* _WRITTEN EXERCISE_: Reply with the count of lines holding "family", nothing more.

--- START ---

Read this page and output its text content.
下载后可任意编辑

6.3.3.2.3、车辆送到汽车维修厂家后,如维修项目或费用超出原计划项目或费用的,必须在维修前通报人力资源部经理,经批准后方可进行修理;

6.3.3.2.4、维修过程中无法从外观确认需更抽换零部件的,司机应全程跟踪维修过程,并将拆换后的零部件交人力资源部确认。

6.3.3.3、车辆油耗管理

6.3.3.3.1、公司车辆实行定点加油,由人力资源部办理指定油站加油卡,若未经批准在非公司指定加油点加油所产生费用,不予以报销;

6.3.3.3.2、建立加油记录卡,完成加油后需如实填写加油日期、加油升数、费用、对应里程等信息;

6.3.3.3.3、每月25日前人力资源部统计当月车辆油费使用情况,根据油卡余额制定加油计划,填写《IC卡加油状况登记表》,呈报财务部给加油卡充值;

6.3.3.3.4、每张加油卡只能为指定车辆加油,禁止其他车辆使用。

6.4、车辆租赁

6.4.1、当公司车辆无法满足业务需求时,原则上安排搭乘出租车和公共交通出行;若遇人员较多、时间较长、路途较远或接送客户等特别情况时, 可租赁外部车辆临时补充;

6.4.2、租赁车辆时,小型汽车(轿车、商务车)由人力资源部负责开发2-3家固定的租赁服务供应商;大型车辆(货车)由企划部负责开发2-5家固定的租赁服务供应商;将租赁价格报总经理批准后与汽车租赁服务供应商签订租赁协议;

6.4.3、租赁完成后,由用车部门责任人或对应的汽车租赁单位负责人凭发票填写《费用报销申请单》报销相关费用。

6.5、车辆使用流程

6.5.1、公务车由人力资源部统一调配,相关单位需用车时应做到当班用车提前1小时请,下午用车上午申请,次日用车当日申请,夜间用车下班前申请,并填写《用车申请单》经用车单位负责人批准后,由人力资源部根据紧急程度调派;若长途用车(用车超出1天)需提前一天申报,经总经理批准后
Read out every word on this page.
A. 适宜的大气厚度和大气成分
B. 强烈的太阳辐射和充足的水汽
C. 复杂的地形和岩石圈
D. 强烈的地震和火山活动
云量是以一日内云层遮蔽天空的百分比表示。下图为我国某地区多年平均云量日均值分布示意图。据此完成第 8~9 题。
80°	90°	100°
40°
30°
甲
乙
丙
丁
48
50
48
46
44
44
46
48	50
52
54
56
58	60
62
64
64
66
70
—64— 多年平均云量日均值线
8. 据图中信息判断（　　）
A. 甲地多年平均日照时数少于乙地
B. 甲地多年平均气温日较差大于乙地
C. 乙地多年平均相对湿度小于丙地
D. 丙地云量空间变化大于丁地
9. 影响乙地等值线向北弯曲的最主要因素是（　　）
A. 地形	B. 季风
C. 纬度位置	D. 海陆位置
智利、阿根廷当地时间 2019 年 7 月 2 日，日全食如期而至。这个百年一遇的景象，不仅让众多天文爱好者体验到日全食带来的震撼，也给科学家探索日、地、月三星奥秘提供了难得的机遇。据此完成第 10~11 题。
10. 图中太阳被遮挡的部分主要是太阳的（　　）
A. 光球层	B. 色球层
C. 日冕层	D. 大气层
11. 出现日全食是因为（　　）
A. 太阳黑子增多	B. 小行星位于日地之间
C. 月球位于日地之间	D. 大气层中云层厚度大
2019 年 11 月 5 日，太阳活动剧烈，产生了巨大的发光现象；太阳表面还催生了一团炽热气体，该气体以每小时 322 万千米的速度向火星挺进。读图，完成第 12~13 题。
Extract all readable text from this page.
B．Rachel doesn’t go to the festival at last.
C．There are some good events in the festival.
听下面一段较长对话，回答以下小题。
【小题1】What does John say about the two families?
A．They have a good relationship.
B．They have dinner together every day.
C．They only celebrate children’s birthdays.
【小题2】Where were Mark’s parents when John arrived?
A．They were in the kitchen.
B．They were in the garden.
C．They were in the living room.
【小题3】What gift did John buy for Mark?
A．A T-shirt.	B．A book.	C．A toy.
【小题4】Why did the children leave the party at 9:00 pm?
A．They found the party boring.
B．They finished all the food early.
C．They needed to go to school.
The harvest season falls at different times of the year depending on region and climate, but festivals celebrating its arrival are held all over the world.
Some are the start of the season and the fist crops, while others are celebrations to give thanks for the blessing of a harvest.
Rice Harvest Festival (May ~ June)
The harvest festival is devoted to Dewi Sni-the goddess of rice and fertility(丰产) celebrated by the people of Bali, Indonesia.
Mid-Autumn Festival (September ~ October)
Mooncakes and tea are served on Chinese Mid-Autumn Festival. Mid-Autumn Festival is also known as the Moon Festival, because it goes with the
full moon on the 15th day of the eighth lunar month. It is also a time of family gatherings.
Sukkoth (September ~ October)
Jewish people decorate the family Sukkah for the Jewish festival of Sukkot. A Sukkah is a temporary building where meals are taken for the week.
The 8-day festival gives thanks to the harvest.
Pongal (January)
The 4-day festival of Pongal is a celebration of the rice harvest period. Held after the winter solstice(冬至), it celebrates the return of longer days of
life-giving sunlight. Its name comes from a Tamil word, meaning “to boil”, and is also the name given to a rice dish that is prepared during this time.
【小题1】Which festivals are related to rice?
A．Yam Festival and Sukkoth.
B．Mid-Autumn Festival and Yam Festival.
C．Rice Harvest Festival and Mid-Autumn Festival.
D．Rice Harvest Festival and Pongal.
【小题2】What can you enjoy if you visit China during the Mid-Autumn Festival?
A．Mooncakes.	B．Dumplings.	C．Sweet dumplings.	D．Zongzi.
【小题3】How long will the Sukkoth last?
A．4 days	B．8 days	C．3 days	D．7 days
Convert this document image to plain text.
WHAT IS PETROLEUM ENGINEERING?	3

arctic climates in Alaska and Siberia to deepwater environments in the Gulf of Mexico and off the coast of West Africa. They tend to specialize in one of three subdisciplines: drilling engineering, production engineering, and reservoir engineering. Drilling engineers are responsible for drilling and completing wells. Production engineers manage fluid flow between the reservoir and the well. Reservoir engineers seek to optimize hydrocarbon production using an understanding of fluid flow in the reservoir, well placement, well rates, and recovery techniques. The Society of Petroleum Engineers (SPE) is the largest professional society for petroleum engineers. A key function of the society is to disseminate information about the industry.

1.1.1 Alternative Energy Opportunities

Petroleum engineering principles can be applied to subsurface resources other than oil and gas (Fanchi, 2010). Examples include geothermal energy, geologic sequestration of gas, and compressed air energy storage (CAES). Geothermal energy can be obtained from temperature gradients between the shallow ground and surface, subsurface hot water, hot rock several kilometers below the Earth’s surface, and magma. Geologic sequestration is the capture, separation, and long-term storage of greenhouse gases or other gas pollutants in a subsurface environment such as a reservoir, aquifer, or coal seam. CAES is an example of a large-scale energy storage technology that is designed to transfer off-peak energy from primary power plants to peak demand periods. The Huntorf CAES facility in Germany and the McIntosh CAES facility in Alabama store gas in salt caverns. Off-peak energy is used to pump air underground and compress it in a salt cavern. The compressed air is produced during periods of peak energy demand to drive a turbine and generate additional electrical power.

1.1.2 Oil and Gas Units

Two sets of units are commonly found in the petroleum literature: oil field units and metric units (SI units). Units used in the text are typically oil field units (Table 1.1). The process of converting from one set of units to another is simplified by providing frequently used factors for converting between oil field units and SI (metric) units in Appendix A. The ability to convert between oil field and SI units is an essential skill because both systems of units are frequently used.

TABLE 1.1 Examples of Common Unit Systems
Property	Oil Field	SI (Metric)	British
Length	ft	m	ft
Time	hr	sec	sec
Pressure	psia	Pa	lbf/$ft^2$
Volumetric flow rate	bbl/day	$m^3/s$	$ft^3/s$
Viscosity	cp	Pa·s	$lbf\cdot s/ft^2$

--- END ---

* _ANSWER BELOW_: 2